━━━ Records for processing ━━━
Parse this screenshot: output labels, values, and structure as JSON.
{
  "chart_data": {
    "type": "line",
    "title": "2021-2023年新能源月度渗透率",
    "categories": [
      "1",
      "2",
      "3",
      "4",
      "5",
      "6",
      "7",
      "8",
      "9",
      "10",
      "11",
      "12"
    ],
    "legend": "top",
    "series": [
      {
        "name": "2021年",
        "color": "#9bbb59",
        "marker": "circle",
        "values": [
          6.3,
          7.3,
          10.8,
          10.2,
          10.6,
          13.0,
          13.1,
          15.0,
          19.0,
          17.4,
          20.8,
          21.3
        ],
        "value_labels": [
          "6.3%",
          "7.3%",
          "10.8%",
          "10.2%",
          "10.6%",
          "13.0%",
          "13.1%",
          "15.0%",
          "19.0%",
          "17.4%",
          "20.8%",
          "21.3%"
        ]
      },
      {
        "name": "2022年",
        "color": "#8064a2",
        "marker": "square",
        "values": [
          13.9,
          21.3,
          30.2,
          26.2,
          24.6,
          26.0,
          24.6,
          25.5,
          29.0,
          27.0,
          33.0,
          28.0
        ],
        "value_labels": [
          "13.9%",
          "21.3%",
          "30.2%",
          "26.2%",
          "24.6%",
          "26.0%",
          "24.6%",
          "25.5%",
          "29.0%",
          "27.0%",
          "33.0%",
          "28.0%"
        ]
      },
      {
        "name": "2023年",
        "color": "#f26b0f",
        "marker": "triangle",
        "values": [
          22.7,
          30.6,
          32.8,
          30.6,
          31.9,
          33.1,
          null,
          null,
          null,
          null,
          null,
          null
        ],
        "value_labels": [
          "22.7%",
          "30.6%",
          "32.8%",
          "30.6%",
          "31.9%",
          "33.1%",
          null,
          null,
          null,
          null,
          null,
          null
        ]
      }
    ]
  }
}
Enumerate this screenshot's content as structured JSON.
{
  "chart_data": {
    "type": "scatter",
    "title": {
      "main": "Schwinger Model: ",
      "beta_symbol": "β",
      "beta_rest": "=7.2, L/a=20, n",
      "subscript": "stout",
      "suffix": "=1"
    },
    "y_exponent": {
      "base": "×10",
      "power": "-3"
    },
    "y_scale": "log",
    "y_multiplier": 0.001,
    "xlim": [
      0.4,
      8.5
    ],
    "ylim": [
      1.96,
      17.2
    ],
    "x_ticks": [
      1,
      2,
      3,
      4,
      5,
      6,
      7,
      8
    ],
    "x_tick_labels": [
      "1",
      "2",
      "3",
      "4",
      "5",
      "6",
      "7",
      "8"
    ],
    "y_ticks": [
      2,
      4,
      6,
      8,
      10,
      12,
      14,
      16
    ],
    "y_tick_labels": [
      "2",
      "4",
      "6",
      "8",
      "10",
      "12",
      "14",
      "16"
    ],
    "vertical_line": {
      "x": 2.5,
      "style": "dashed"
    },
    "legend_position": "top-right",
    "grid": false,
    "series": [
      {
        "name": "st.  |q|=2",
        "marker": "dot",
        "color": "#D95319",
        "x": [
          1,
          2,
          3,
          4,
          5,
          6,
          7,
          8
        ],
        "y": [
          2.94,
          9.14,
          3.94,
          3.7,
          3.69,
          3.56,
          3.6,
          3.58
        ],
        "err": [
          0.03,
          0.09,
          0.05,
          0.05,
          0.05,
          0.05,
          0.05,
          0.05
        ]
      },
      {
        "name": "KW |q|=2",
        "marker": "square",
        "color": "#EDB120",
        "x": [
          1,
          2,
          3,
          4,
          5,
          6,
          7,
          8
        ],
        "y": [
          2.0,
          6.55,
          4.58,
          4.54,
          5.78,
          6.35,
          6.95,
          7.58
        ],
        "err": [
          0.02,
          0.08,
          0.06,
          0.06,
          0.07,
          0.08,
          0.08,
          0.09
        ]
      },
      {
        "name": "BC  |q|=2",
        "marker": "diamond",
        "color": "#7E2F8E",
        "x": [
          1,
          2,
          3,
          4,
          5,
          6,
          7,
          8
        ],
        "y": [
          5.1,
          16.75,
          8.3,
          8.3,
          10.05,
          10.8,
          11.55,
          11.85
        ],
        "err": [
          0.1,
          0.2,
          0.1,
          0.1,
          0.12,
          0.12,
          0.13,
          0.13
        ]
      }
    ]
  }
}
━━━
▸ What the exercise asks:
Repeat each of the entries above precisely as given.

▸ Result for this exercise:
Parse this screenshot: output labels, values, and structure as JSON.
{
  "chart_data": {
    "type": "line",
    "title": "2021-2023年新能源月度渗透率",
    "categories": [
      "1",
      "2",
      "3",
      "4",
      "5",
      "6",
      "7",
      "8",
      "9",
      "10",
      "11",
      "12"
    ],
    "legend": "top",
    "series": [
      {
        "name": "2021年",
        "color": "#9bbb59",
        "marker": "circle",
        "values": [
          6.3,
          7.3,
          10.8,
          10.2,
          10.6,
          13.0,
          13.1,
          15.0,
          19.0,
          17.4,
          20.8,
          21.3
        ],
        "value_labels": [
          "6.3%",
          "7.3%",
          "10.8%",
          "10.2%",
          "10.6%",
          "13.0%",
          "13.1%",
          "15.0%",
          "19.0%",
          "17.4%",
          "20.8%",
          "21.3%"
        ]
      },
      {
        "name": "2022年",
        "color": "#8064a2",
        "marker": "square",
        "values": [
          13.9,
          21.3,
          30.2,
          26.2,
          24.6,
          26.0,
          24.6,
          25.5,
          29.0,
          27.0,
          33.0,
          28.0
        ],
        "value_labels": [
          "13.9%",
          "21.3%",
          "30.2%",
          "26.2%",
          "24.6%",
          "26.0%",
          "24.6%",
          "25.5%",
          "29.0%",
          "27.0%",
          "33.0%",
          "28.0%"
        ]
      },
      {
        "name": "2023年",
        "color": "#f26b0f",
        "marker": "triangle",
        "values": [
          22.7,
          30.6,
          32.8,
          30.6,
          31.9,
          33.1,
          null,
          null,
          null,
          null,
          null,
          null
        ],
        "value_labels": [
          "22.7%",
          "30.6%",
          "32.8%",
          "30.6%",
          "31.9%",
          "33.1%",
          null,
          null,
          null,
          null,
          null,
          null
        ]
      }
    ]
  }
}
Enumerate this screenshot's content as structured JSON.
{
  "chart_data": {
    "type": "scatter",
    "title": {
      "main": "Schwinger Model: ",
      "beta_symbol": "β",
      "beta_rest": "=7.2, L/a=20, n",
      "subscript": "stout",
      "suffix": "=1"
    },
    "y_exponent": {
      "base": "×10",
      "power": "-3"
    },
    "y_scale": "log",
    "y_multiplier": 0.001,
    "xlim": [
      0.4,
      8.5
    ],
    "ylim": [
      1.96,
      17.2
    ],
    "x_ticks": [
      1,
      2,
      3,
      4,
      5,
      6,
      7,
      8
    ],
    "x_tick_labels": [
      "1",
      "2",
      "3",
      "4",
      "5",
      "6",
      "7",
      "8"
    ],
    "y_ticks": [
      2,
      4,
      6,
      8,
      10,
      12,
      14,
      16
    ],
    "y_tick_labels": [
      "2",
      "4",
      "6",
      "8",
      "10",
      "12",
      "14",
      "16"
    ],
    "vertical_line": {
      "x": 2.5,
      "style": "dashed"
    },
    "legend_position": "top-right",
    "grid": false,
    "series": [
      {
        "name": "st.  |q|=2",
        "marker": "dot",
        "color": "#D95319",
        "x": [
          1,
          2,
          3,
          4,
          5,
          6,
          7,
          8
        ],
        "y": [
          2.94,
          9.14,
          3.94,
          3.7,
          3.69,
          3.56,
          3.6,
          3.58
        ],
        "err": [
          0.03,
          0.09,
          0.05,
          0.05,
          0.05,
          0.05,
          0.05,
          0.05
        ]
      },
      {
        "name": "KW |q|=2",
        "marker": "square",
        "color": "#EDB120",
        "x": [
          1,
          2,
          3,
          4,
          5,
          6,
          7,
          8
        ],
        "y": [
          2.0,
          6.55,
          4.58,
          4.54,
          5.78,
          6.35,
          6.95,
          7.58
        ],
        "err": [
          0.02,
          0.08,
          0.06,
          0.06,
          0.07,
          0.08,
          0.08,
          0.09
        ]
      },
      {
        "name": "BC  |q|=2",
        "marker": "diamond",
        "color": "#7E2F8E",
        "x": [
          1,
          2,
          3,
          4,
          5,
          6,
          7,
          8
        ],
        "y": [
          5.1,
          16.75,
          8.3,
          8.3,
          10.05,
          10.8,
          11.55,
          11.85
        ],
        "err": [
          0.1,
          0.2,
          0.1,
          0.1,
          0.12,
          0.12,
          0.13,
          0.13
        ]
      }
    ]
  }
}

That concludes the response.